Instructions for the task - Switch "color-bar-label" to "colorbar-label" throughout the lines below, keeping everything else unchanged, and leave the pictures out of your answer.

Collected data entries
————————
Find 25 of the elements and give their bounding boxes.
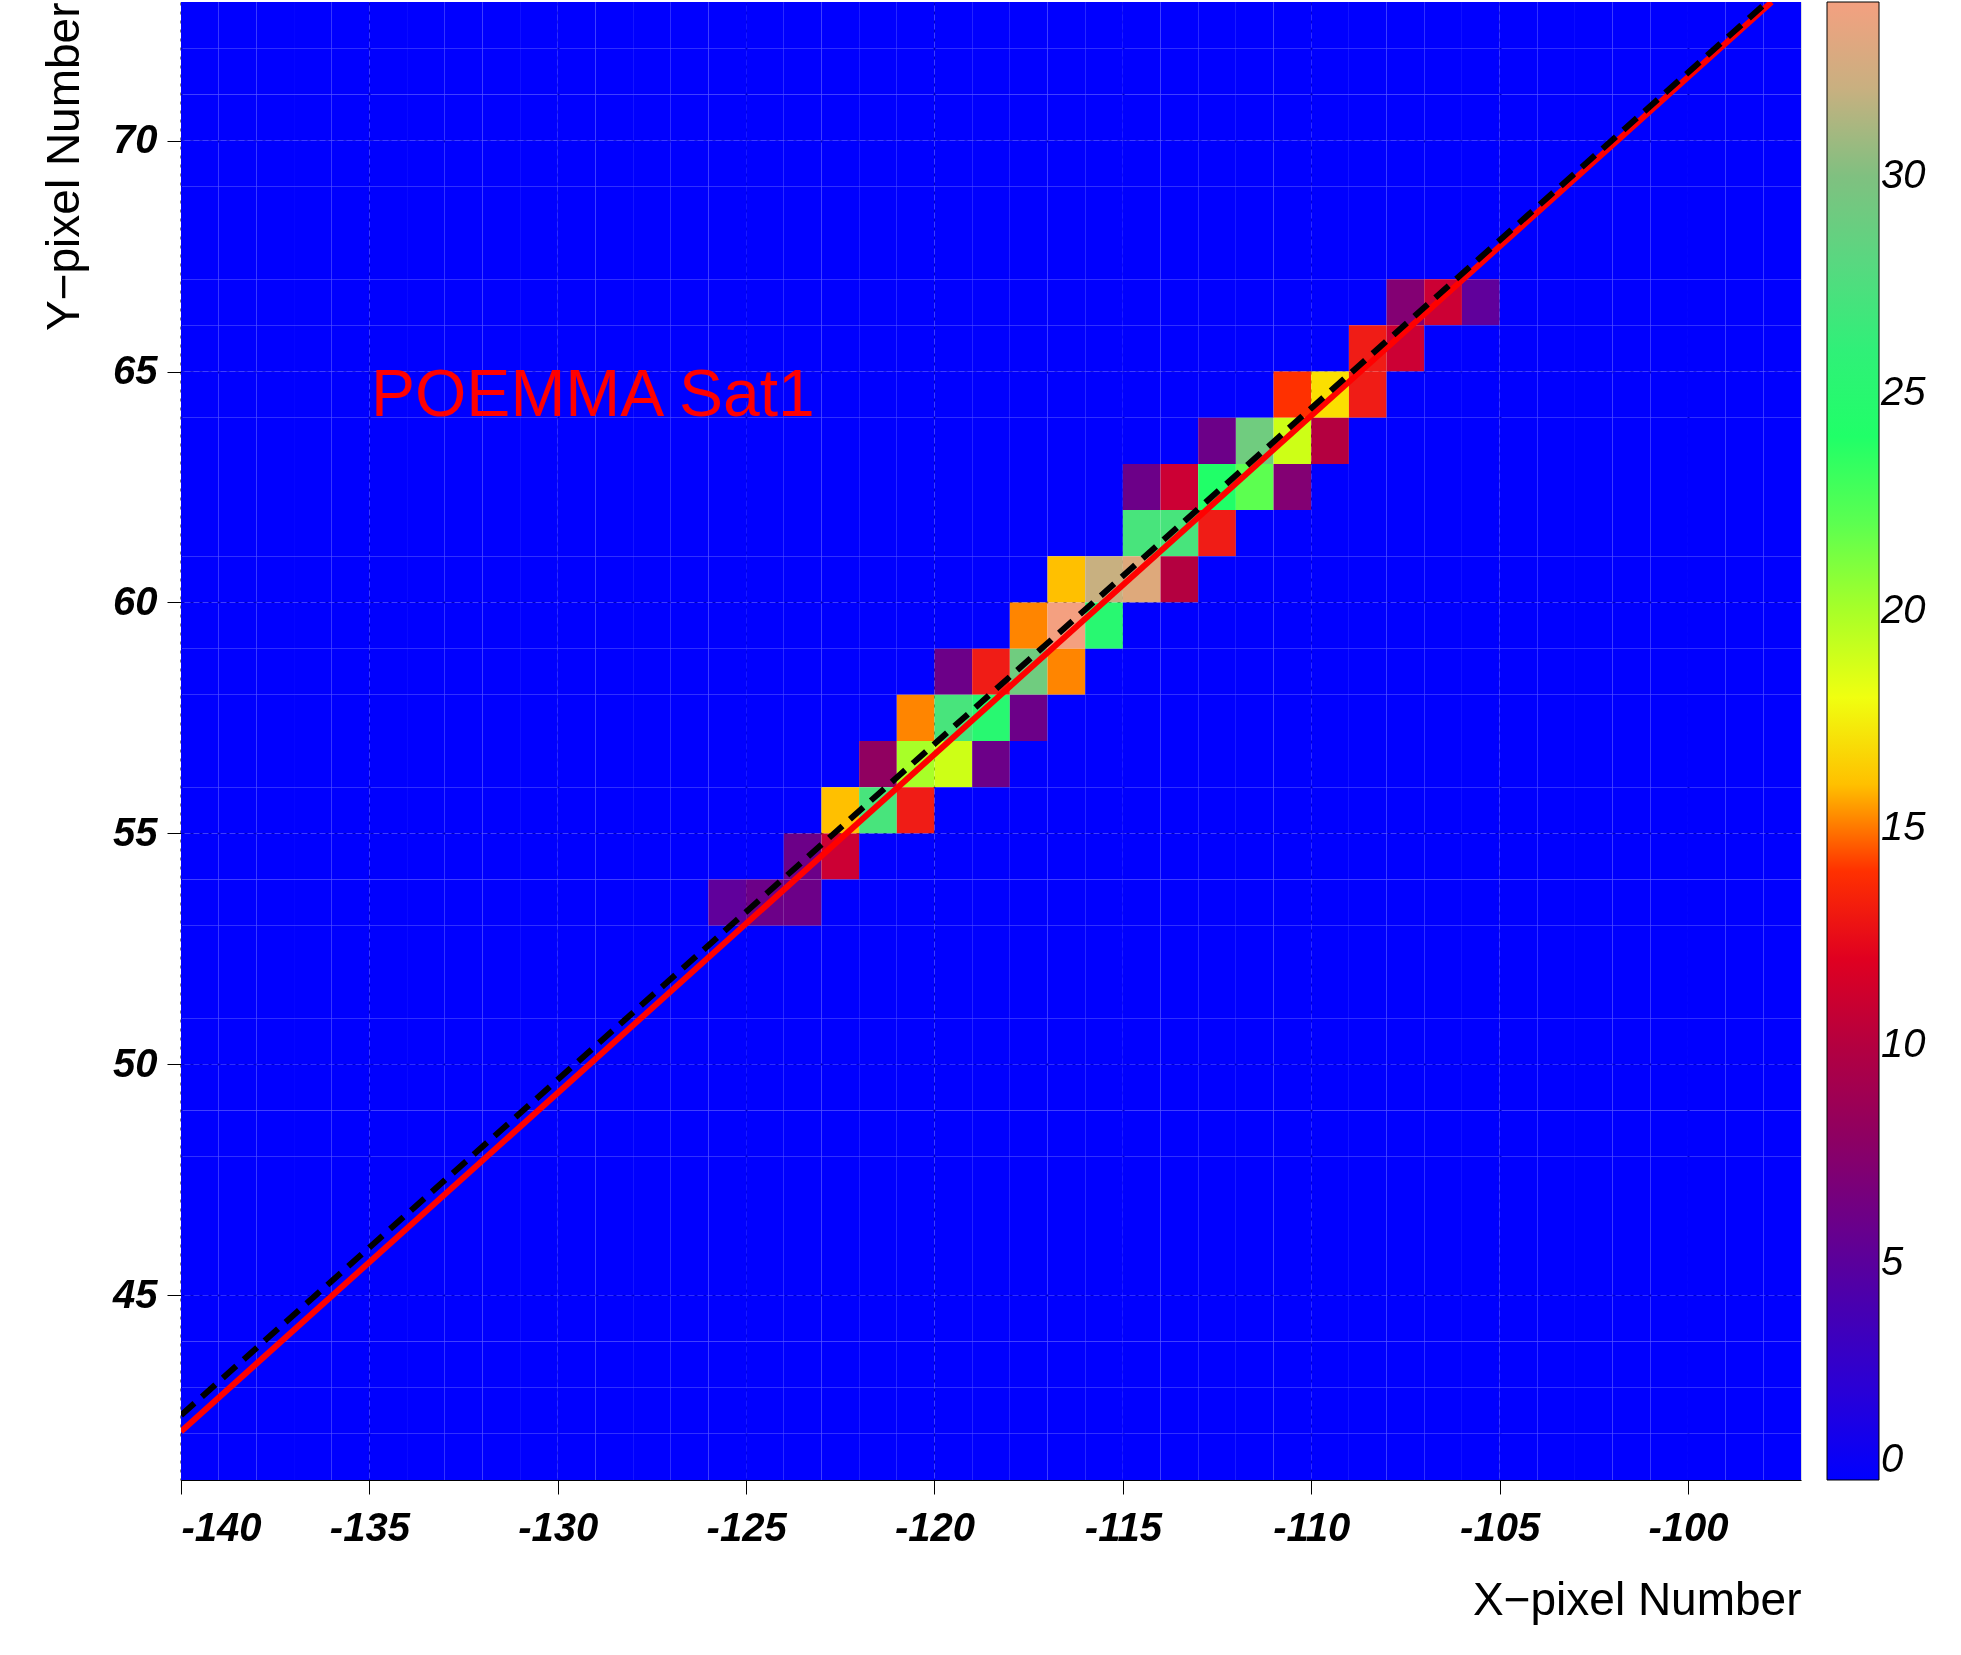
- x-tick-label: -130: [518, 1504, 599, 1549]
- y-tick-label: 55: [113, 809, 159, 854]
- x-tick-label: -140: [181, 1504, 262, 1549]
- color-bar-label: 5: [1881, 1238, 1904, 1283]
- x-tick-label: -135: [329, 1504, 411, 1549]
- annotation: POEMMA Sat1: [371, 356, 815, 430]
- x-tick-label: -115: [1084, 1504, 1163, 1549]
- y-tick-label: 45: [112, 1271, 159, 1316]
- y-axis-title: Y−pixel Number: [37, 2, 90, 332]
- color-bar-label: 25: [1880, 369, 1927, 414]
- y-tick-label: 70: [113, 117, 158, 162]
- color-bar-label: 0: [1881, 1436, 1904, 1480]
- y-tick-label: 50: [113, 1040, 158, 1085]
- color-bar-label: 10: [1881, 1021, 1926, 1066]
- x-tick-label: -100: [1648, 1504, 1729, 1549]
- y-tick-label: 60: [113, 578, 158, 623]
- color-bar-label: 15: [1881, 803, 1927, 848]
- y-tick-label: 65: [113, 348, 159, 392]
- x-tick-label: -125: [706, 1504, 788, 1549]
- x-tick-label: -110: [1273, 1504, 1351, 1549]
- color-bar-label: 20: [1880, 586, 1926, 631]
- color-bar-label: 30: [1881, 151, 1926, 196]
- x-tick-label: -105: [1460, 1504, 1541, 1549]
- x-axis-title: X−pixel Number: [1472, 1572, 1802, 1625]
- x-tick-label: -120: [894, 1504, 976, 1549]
————————
Task output -
Find 25 of the elements and give their bounding boxes.
- x-tick-label: -130: [518, 1504, 599, 1549]
- y-tick-label: 55: [113, 809, 159, 854]
- x-tick-label: -140: [181, 1504, 262, 1549]
- colorbar-label: 5: [1881, 1238, 1904, 1283]
- x-tick-label: -135: [329, 1504, 411, 1549]
- annotation: POEMMA Sat1: [371, 356, 815, 430]
- x-tick-label: -115: [1084, 1504, 1163, 1549]
- y-tick-label: 45: [112, 1271, 159, 1316]
- y-axis-title: Y−pixel Number: [37, 2, 90, 332]
- colorbar-label: 25: [1880, 369, 1927, 414]
- y-tick-label: 70: [113, 117, 158, 162]
- colorbar-label: 0: [1881, 1436, 1904, 1480]
- y-tick-label: 50: [113, 1040, 158, 1085]
- colorbar-label: 10: [1881, 1021, 1926, 1066]
- x-tick-label: -100: [1648, 1504, 1729, 1549]
- y-tick-label: 60: [113, 578, 158, 623]
- colorbar-label: 15: [1881, 803, 1927, 848]
- y-tick-label: 65: [113, 348, 159, 392]
- x-tick-label: -125: [706, 1504, 788, 1549]
- x-tick-label: -110: [1273, 1504, 1351, 1549]
- colorbar-label: 20: [1880, 586, 1926, 631]
- colorbar-label: 30: [1881, 151, 1926, 196]
- x-tick-label: -105: [1460, 1504, 1541, 1549]
- x-axis-title: X−pixel Number: [1472, 1572, 1802, 1625]
- x-tick-label: -120: [894, 1504, 976, 1549]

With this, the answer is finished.